Aim:
Look at the entries below and reproduce them exactly.

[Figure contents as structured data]
----------

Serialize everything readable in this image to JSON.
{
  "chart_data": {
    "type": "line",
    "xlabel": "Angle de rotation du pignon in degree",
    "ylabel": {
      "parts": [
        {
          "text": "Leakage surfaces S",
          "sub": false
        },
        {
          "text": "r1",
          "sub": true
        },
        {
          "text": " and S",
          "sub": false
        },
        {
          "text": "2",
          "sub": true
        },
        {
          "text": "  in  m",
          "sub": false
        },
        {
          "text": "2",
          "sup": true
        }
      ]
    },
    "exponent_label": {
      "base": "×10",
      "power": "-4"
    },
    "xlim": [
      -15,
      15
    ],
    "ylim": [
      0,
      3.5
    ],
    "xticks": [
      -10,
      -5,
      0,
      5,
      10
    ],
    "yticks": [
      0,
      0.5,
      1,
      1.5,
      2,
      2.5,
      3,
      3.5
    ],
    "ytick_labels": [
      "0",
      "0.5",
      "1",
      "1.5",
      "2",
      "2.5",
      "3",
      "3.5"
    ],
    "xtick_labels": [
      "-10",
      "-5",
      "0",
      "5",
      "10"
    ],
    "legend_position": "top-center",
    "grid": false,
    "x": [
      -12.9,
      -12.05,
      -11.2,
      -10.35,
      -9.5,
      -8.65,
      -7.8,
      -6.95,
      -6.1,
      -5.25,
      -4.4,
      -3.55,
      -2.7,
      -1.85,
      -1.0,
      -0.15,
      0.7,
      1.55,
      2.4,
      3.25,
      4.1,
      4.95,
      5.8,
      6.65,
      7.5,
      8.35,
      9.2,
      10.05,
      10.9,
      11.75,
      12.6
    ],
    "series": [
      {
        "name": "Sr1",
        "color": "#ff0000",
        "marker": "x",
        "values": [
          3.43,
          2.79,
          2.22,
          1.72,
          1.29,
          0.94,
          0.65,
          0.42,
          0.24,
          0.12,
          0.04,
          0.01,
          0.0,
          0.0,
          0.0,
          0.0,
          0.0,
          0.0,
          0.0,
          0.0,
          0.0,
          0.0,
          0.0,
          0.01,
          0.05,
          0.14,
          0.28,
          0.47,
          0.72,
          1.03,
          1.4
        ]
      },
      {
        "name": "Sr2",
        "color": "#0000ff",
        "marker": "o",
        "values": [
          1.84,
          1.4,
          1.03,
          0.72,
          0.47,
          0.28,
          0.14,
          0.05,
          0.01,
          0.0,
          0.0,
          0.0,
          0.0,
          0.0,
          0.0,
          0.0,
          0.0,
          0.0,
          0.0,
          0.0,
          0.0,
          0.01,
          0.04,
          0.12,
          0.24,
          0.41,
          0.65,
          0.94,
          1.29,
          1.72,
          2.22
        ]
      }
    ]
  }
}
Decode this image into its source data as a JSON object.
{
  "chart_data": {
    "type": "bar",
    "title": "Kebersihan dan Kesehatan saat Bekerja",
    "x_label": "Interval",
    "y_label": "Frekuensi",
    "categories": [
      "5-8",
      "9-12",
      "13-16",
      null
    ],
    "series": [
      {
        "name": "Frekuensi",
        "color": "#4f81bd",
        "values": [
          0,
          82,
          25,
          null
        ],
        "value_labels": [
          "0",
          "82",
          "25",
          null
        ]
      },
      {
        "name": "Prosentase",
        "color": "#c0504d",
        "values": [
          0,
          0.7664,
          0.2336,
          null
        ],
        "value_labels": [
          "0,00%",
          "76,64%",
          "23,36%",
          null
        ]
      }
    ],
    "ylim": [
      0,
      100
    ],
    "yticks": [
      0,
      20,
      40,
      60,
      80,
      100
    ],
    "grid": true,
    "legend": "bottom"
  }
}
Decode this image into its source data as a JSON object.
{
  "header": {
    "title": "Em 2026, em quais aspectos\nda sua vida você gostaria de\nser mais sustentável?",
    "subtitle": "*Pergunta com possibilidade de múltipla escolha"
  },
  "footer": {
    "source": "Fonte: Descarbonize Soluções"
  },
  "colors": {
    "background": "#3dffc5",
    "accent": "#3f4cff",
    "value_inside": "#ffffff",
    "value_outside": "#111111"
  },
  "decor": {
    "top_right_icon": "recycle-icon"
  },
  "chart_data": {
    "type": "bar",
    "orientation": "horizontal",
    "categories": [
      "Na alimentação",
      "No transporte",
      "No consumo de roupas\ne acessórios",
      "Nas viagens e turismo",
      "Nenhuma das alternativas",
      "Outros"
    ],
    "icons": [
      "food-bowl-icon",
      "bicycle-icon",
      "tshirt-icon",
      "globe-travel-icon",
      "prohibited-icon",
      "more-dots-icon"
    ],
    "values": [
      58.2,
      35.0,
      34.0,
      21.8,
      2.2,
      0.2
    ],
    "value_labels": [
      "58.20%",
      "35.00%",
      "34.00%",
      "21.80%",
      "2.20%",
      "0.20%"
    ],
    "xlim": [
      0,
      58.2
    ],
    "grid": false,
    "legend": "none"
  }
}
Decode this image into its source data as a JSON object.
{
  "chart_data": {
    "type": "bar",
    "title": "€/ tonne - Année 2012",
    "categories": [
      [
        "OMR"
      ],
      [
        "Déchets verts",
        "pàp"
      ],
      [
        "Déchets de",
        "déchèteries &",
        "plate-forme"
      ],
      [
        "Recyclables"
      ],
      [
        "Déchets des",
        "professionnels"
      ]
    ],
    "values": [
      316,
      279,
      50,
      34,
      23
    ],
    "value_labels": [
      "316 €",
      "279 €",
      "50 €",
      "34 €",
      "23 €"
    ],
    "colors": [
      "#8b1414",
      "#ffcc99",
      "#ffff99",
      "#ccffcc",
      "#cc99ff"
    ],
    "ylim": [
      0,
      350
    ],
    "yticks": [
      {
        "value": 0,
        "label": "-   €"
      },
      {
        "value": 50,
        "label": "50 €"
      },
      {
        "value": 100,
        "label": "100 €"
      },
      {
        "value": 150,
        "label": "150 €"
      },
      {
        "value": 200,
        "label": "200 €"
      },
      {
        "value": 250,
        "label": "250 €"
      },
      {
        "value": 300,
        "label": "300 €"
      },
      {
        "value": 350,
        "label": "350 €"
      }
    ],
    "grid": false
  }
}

----------

Expected answer:
Serialize everything readable in this image to JSON.
{
  "chart_data": {
    "type": "line",
    "xlabel": "Angle de rotation du pignon in degree",
    "ylabel": {
      "parts": [
        {
          "text": "Leakage surfaces S",
          "sub": false
        },
        {
          "text": "r1",
          "sub": true
        },
        {
          "text": " and S",
          "sub": false
        },
        {
          "text": "2",
          "sub": true
        },
        {
          "text": "  in  m",
          "sub": false
        },
        {
          "text": "2",
          "sup": true
        }
      ]
    },
    "exponent_label": {
      "base": "×10",
      "power": "-4"
    },
    "xlim": [
      -15,
      15
    ],
    "ylim": [
      0,
      3.5
    ],
    "xticks": [
      -10,
      -5,
      0,
      5,
      10
    ],
    "yticks": [
      0,
      0.5,
      1,
      1.5,
      2,
      2.5,
      3,
      3.5
    ],
    "ytick_labels": [
      "0",
      "0.5",
      "1",
      "1.5",
      "2",
      "2.5",
      "3",
      "3.5"
    ],
    "xtick_labels": [
      "-10",
      "-5",
      "0",
      "5",
      "10"
    ],
    "legend_position": "top-center",
    "grid": false,
    "x": [
      -12.9,
      -12.05,
      -11.2,
      -10.35,
      -9.5,
      -8.65,
      -7.8,
      -6.95,
      -6.1,
      -5.25,
      -4.4,
      -3.55,
      -2.7,
      -1.85,
      -1.0,
      -0.15,
      0.7,
      1.55,
      2.4,
      3.25,
      4.1,
      4.95,
      5.8,
      6.65,
      7.5,
      8.35,
      9.2,
      10.05,
      10.9,
      11.75,
      12.6
    ],
    "series": [
      {
        "name": "Sr1",
        "color": "#ff0000",
        "marker": "x",
        "values": [
          3.43,
          2.79,
          2.22,
          1.72,
          1.29,
          0.94,
          0.65,
          0.42,
          0.24,
          0.12,
          0.04,
          0.01,
          0.0,
          0.0,
          0.0,
          0.0,
          0.0,
          0.0,
          0.0,
          0.0,
          0.0,
          0.0,
          0.0,
          0.01,
          0.05,
          0.14,
          0.28,
          0.47,
          0.72,
          1.03,
          1.4
        ]
      },
      {
        "name": "Sr2",
        "color": "#0000ff",
        "marker": "o",
        "values": [
          1.84,
          1.4,
          1.03,
          0.72,
          0.47,
          0.28,
          0.14,
          0.05,
          0.01,
          0.0,
          0.0,
          0.0,
          0.0,
          0.0,
          0.0,
          0.0,
          0.0,
          0.0,
          0.0,
          0.0,
          0.0,
          0.01,
          0.04,
          0.12,
          0.24,
          0.41,
          0.65,
          0.94,
          1.29,
          1.72,
          2.22
        ]
      }
    ]
  }
}
Decode this image into its source data as a JSON object.
{
  "chart_data": {
    "type": "bar",
    "title": "Kebersihan dan Kesehatan saat Bekerja",
    "x_label": "Interval",
    "y_label": "Frekuensi",
    "categories": [
      "5-8",
      "9-12",
      "13-16",
      null
    ],
    "series": [
      {
        "name": "Frekuensi",
        "color": "#4f81bd",
        "values": [
          0,
          82,
          25,
          null
        ],
        "value_labels": [
          "0",
          "82",
          "25",
          null
        ]
      },
      {
        "name": "Prosentase",
        "color": "#c0504d",
        "values": [
          0,
          0.7664,
          0.2336,
          null
        ],
        "value_labels": [
          "0,00%",
          "76,64%",
          "23,36%",
          null
        ]
      }
    ],
    "ylim": [
      0,
      100
    ],
    "yticks": [
      0,
      20,
      40,
      60,
      80,
      100
    ],
    "grid": true,
    "legend": "bottom"
  }
}
Decode this image into its source data as a JSON object.
{
  "header": {
    "title": "Em 2026, em quais aspectos\nda sua vida você gostaria de\nser mais sustentável?",
    "subtitle": "*Pergunta com possibilidade de múltipla escolha"
  },
  "footer": {
    "source": "Fonte: Descarbonize Soluções"
  },
  "colors": {
    "background": "#3dffc5",
    "accent": "#3f4cff",
    "value_inside": "#ffffff",
    "value_outside": "#111111"
  },
  "decor": {
    "top_right_icon": "recycle-icon"
  },
  "chart_data": {
    "type": "bar",
    "orientation": "horizontal",
    "categories": [
      "Na alimentação",
      "No transporte",
      "No consumo de roupas\ne acessórios",
      "Nas viagens e turismo",
      "Nenhuma das alternativas",
      "Outros"
    ],
    "icons": [
      "food-bowl-icon",
      "bicycle-icon",
      "tshirt-icon",
      "globe-travel-icon",
      "prohibited-icon",
      "more-dots-icon"
    ],
    "values": [
      58.2,
      35.0,
      34.0,
      21.8,
      2.2,
      0.2
    ],
    "value_labels": [
      "58.20%",
      "35.00%",
      "34.00%",
      "21.80%",
      "2.20%",
      "0.20%"
    ],
    "xlim": [
      0,
      58.2
    ],
    "grid": false,
    "legend": "none"
  }
}
Decode this image into its source data as a JSON object.
{
  "chart_data": {
    "type": "bar",
    "title": "€/ tonne - Année 2012",
    "categories": [
      [
        "OMR"
      ],
      [
        "Déchets verts",
        "pàp"
      ],
      [
        "Déchets de",
        "déchèteries &",
        "plate-forme"
      ],
      [
        "Recyclables"
      ],
      [
        "Déchets des",
        "professionnels"
      ]
    ],
    "values": [
      316,
      279,
      50,
      34,
      23
    ],
    "value_labels": [
      "316 €",
      "279 €",
      "50 €",
      "34 €",
      "23 €"
    ],
    "colors": [
      "#8b1414",
      "#ffcc99",
      "#ffff99",
      "#ccffcc",
      "#cc99ff"
    ],
    "ylim": [
      0,
      350
    ],
    "yticks": [
      {
        "value": 0,
        "label": "-   €"
      },
      {
        "value": 50,
        "label": "50 €"
      },
      {
        "value": 100,
        "label": "100 €"
      },
      {
        "value": 150,
        "label": "150 €"
      },
      {
        "value": 200,
        "label": "200 €"
      },
      {
        "value": 250,
        "label": "250 €"
      },
      {
        "value": 300,
        "label": "300 €"
      },
      {
        "value": 350,
        "label": "350 €"
      }
    ],
    "grid": false
  }
}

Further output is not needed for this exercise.